Pull every line containing "title" out of the material below.

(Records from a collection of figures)
---
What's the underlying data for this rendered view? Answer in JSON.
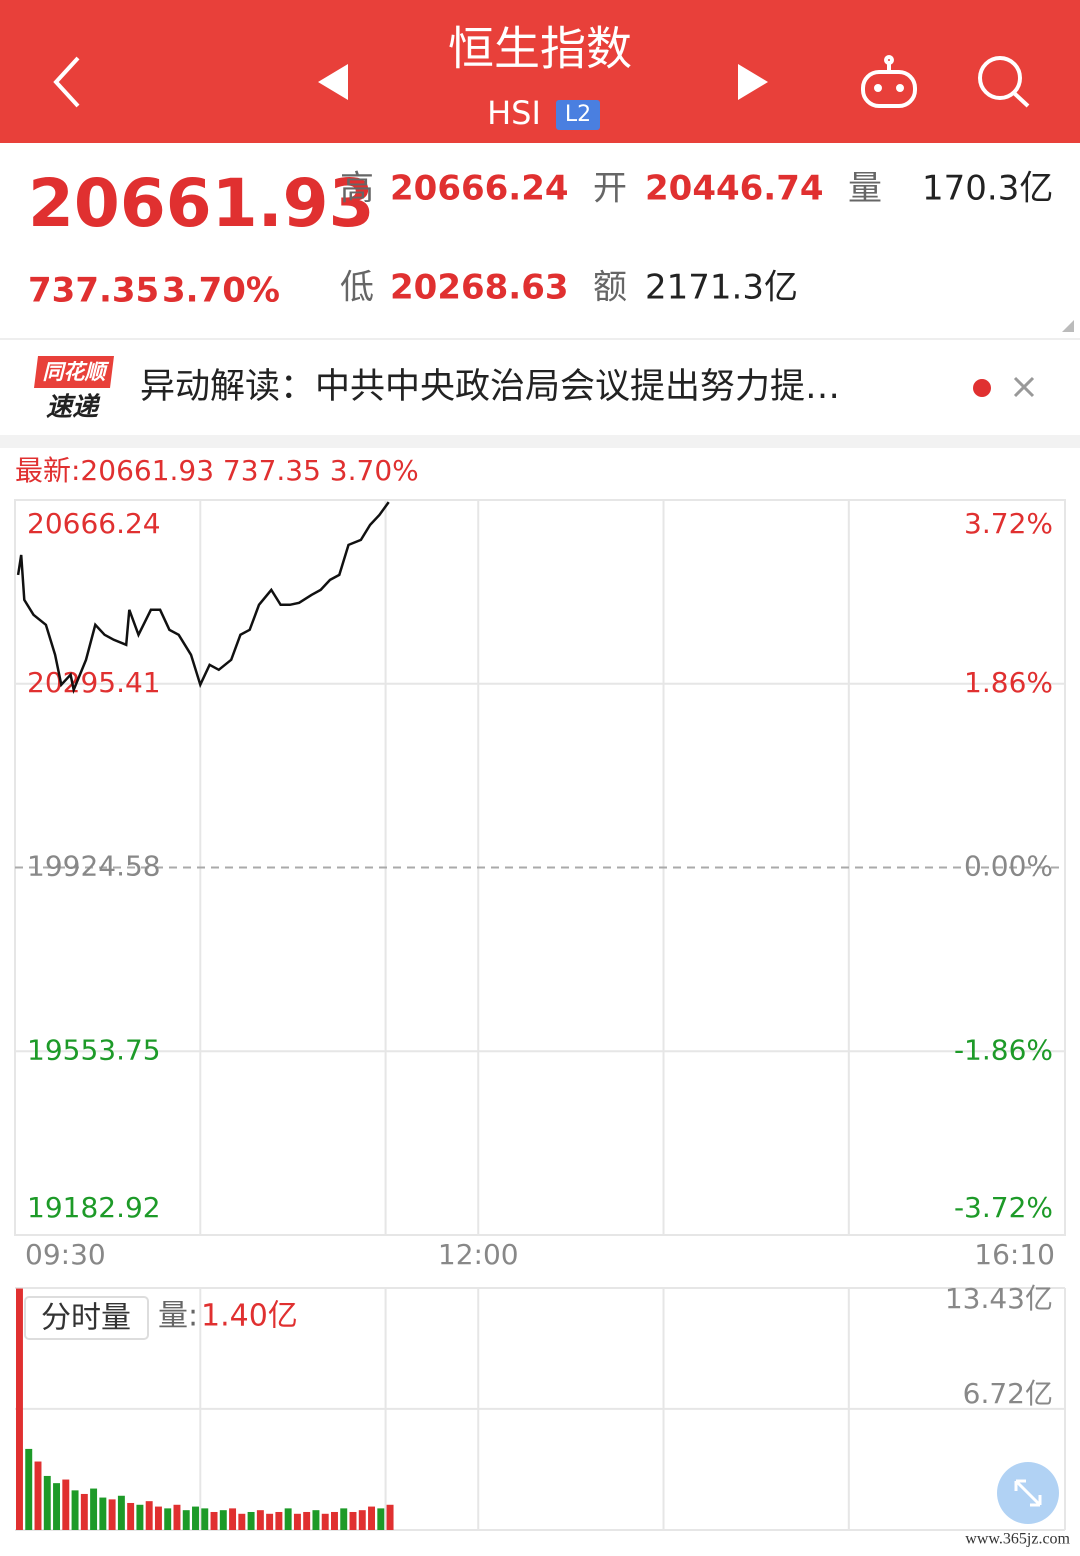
{
  "header": {
    "title": "恒生指数",
    "code": "HSI",
    "badge": "L2"
  },
  "quote": {
    "price": 20661.93,
    "change": 737.35,
    "change_pct": "3.70%",
    "high_label": "高",
    "high": 20666.24,
    "open_label": "开",
    "open": 20446.74,
    "volume_label": "量",
    "volume": "170.3亿",
    "low_label": "低",
    "low": 20268.63,
    "amount_label": "额",
    "amount": "2171.3亿"
  },
  "news": {
    "logo_top": "同花顺",
    "logo_bottom": "速递",
    "text": "异动解读：中共中央政治局会议提出努力提…"
  },
  "watermark": "www.365jz.com",
  "chart_data": [
    {
      "type": "line",
      "title": "最新:20661.93 737.35 3.70%",
      "color": "#111111",
      "up_color": "#e03030",
      "down_color": "#1d9a28",
      "flat_color": "#888888",
      "x": [
        1,
        2,
        3,
        6,
        10,
        13,
        15,
        18,
        19,
        23,
        26,
        29,
        32,
        36,
        37,
        40,
        44,
        47,
        50,
        53,
        57,
        60,
        63,
        66,
        70,
        73,
        76,
        79,
        83,
        86,
        89,
        92,
        96,
        99,
        102,
        105,
        108,
        112,
        115,
        118,
        121
      ],
      "values": [
        20515.1,
        20555.4,
        20464.7,
        20434.5,
        20414.3,
        20353.9,
        20293.4,
        20313.6,
        20283.3,
        20343.8,
        20414.3,
        20394.2,
        20384.1,
        20374.0,
        20444.6,
        20394.2,
        20444.6,
        20444.6,
        20404.3,
        20394.2,
        20353.9,
        20293.4,
        20333.7,
        20323.6,
        20343.8,
        20394.2,
        20404.3,
        20454.7,
        20484.9,
        20454.7,
        20454.7,
        20458.7,
        20474.8,
        20484.9,
        20505.0,
        20515.1,
        20575.6,
        20585.7,
        20615.9,
        20636.0,
        20661.93
      ],
      "xlim": [
        0,
        340
      ],
      "xticks": [
        {
          "value": 0,
          "label": "09:30"
        },
        {
          "value": 150,
          "label": "12:00"
        },
        {
          "value": 340,
          "label": "16:10"
        }
      ],
      "xgrid": [
        60,
        120,
        150,
        210,
        270
      ],
      "ylim": [
        19182.92,
        20666.24
      ],
      "yticks": [
        20666.24,
        20295.41,
        19924.58,
        19553.75,
        19182.92
      ],
      "y2lim": [
        -3.72,
        3.72
      ],
      "y2ticks": [
        {
          "value": 3.72,
          "label": "3.72%"
        },
        {
          "value": 1.86,
          "label": "1.86%"
        },
        {
          "value": 0,
          "label": "0.00%"
        },
        {
          "value": -1.86,
          "label": "-1.86%"
        },
        {
          "value": -3.72,
          "label": "-3.72%"
        }
      ],
      "grid": true
    },
    {
      "type": "bar",
      "button": "分时量",
      "label": "量:",
      "current": "1.40亿",
      "x": [
        0,
        3,
        6,
        9,
        12,
        15,
        18,
        21,
        24,
        27,
        30,
        33,
        36,
        39,
        42,
        45,
        48,
        51,
        54,
        57,
        60,
        63,
        66,
        69,
        72,
        75,
        78,
        81,
        84,
        87,
        90,
        93,
        96,
        99,
        102,
        105,
        108,
        111,
        114,
        117,
        120
      ],
      "values": [
        13.4,
        4.5,
        3.8,
        3.0,
        2.6,
        2.8,
        2.2,
        2.0,
        2.3,
        1.8,
        1.7,
        1.9,
        1.5,
        1.4,
        1.6,
        1.3,
        1.2,
        1.4,
        1.1,
        1.3,
        1.2,
        1.0,
        1.1,
        1.2,
        0.9,
        1.0,
        1.1,
        0.9,
        1.0,
        1.2,
        0.9,
        1.0,
        1.1,
        0.9,
        1.0,
        1.2,
        1.0,
        1.1,
        1.3,
        1.2,
        1.4
      ],
      "colors": [
        "#e03030",
        "#1d9a28",
        "#e03030",
        "#1d9a28",
        "#1d9a28",
        "#e03030",
        "#1d9a28",
        "#e03030",
        "#1d9a28",
        "#1d9a28",
        "#e03030",
        "#1d9a28",
        "#e03030",
        "#1d9a28",
        "#e03030",
        "#e03030",
        "#1d9a28",
        "#e03030",
        "#1d9a28",
        "#1d9a28",
        "#1d9a28",
        "#e03030",
        "#1d9a28",
        "#e03030",
        "#e03030",
        "#1d9a28",
        "#e03030",
        "#e03030",
        "#e03030",
        "#1d9a28",
        "#e03030",
        "#e03030",
        "#1d9a28",
        "#e03030",
        "#e03030",
        "#1d9a28",
        "#e03030",
        "#e03030",
        "#e03030",
        "#1d9a28",
        "#e03030"
      ],
      "xlim": [
        0,
        340
      ],
      "xgrid": [
        60,
        120,
        150,
        210,
        270
      ],
      "ylim": [
        0,
        13.43
      ],
      "yticks": [
        {
          "value": 13.43,
          "label": "13.43亿"
        },
        {
          "value": 6.72,
          "label": "6.72亿"
        }
      ],
      "grid": true
    }
  ]
}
---
Solution
    "title": "恒生指数",
      "title": "最新:20661.93 737.35 3.70%",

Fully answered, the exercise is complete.